WHAT YOU SHOULD DO -> Please return the full listing below without altering anything.

** BEGIN INPUT **

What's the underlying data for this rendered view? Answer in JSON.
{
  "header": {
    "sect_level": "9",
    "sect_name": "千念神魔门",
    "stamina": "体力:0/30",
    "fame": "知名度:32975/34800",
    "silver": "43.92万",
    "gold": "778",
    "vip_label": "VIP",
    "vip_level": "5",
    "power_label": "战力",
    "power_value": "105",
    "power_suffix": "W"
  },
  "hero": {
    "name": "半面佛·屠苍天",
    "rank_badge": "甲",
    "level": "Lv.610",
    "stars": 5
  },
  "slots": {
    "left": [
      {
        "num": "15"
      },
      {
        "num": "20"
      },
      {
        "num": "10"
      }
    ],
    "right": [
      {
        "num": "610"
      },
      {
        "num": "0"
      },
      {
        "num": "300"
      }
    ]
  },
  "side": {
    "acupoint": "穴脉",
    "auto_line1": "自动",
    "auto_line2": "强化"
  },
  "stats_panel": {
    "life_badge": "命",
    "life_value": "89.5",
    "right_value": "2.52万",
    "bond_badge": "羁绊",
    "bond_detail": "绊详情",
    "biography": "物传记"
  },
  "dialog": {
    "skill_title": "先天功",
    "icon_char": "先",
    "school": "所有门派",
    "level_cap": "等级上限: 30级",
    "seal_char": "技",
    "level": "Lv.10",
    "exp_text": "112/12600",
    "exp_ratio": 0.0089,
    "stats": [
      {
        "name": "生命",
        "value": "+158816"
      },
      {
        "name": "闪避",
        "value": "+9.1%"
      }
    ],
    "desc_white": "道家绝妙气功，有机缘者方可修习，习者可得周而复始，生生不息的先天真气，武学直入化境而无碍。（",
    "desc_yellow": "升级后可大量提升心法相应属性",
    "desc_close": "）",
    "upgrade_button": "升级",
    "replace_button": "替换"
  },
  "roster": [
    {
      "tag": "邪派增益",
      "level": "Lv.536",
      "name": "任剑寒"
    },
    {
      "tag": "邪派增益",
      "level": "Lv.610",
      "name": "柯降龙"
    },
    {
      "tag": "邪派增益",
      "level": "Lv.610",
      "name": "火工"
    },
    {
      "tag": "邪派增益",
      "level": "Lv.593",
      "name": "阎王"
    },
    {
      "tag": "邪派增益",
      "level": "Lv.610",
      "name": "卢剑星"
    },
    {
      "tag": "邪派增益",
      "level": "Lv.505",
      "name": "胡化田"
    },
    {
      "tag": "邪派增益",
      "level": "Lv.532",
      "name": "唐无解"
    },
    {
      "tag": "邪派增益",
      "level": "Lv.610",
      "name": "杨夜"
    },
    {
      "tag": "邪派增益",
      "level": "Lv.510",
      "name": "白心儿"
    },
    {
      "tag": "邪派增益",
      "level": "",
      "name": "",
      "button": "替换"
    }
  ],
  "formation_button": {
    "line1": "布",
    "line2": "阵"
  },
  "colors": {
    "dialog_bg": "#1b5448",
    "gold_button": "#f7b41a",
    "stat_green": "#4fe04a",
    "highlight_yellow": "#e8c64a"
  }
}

** END INPUT **

FINISHED TASK ->
What's the underlying data for this rendered view? Answer in JSON.
{
  "header": {
    "sect_level": "9",
    "sect_name": "千念神魔门",
    "stamina": "体力:0/30",
    "fame": "知名度:32975/34800",
    "silver": "43.92万",
    "gold": "778",
    "vip_label": "VIP",
    "vip_level": "5",
    "power_label": "战力",
    "power_value": "105",
    "power_suffix": "W"
  },
  "hero": {
    "name": "半面佛·屠苍天",
    "rank_badge": "甲",
    "level": "Lv.610",
    "stars": 5
  },
  "slots": {
    "left": [
      {
        "num": "15"
      },
      {
        "num": "20"
      },
      {
        "num": "10"
      }
    ],
    "right": [
      {
        "num": "610"
      },
      {
        "num": "0"
      },
      {
        "num": "300"
      }
    ]
  },
  "side": {
    "acupoint": "穴脉",
    "auto_line1": "自动",
    "auto_line2": "强化"
  },
  "stats_panel": {
    "life_badge": "命",
    "life_value": "89.5",
    "right_value": "2.52万",
    "bond_badge": "羁绊",
    "bond_detail": "绊详情",
    "biography": "物传记"
  },
  "dialog": {
    "skill_title": "先天功",
    "icon_char": "先",
    "school": "所有门派",
    "level_cap": "等级上限: 30级",
    "seal_char": "技",
    "level": "Lv.10",
    "exp_text": "112/12600",
    "exp_ratio": 0.0089,
    "stats": [
      {
        "name": "生命",
        "value": "+158816"
      },
      {
        "name": "闪避",
        "value": "+9.1%"
      }
    ],
    "desc_white": "道家绝妙气功，有机缘者方可修习，习者可得周而复始，生生不息的先天真气，武学直入化境而无碍。（",
    "desc_yellow": "升级后可大量提升心法相应属性",
    "desc_close": "）",
    "upgrade_button": "升级",
    "replace_button": "替换"
  },
  "roster": [
    {
      "tag": "邪派增益",
      "level": "Lv.536",
      "name": "任剑寒"
    },
    {
      "tag": "邪派增益",
      "level": "Lv.610",
      "name": "柯降龙"
    },
    {
      "tag": "邪派增益",
      "level": "Lv.610",
      "name": "火工"
    },
    {
      "tag": "邪派增益",
      "level": "Lv.593",
      "name": "阎王"
    },
    {
      "tag": "邪派增益",
      "level": "Lv.610",
      "name": "卢剑星"
    },
    {
      "tag": "邪派增益",
      "level": "Lv.505",
      "name": "胡化田"
    },
    {
      "tag": "邪派增益",
      "level": "Lv.532",
      "name": "唐无解"
    },
    {
      "tag": "邪派增益",
      "level": "Lv.610",
      "name": "杨夜"
    },
    {
      "tag": "邪派增益",
      "level": "Lv.510",
      "name": "白心儿"
    },
    {
      "tag": "邪派增益",
      "level": "",
      "name": "",
      "button": "替换"
    }
  ],
  "formation_button": {
    "line1": "布",
    "line2": "阵"
  },
  "colors": {
    "dialog_bg": "#1b5448",
    "gold_button": "#f7b41a",
    "stat_green": "#4fe04a",
    "highlight_yellow": "#e8c64a"
  }
}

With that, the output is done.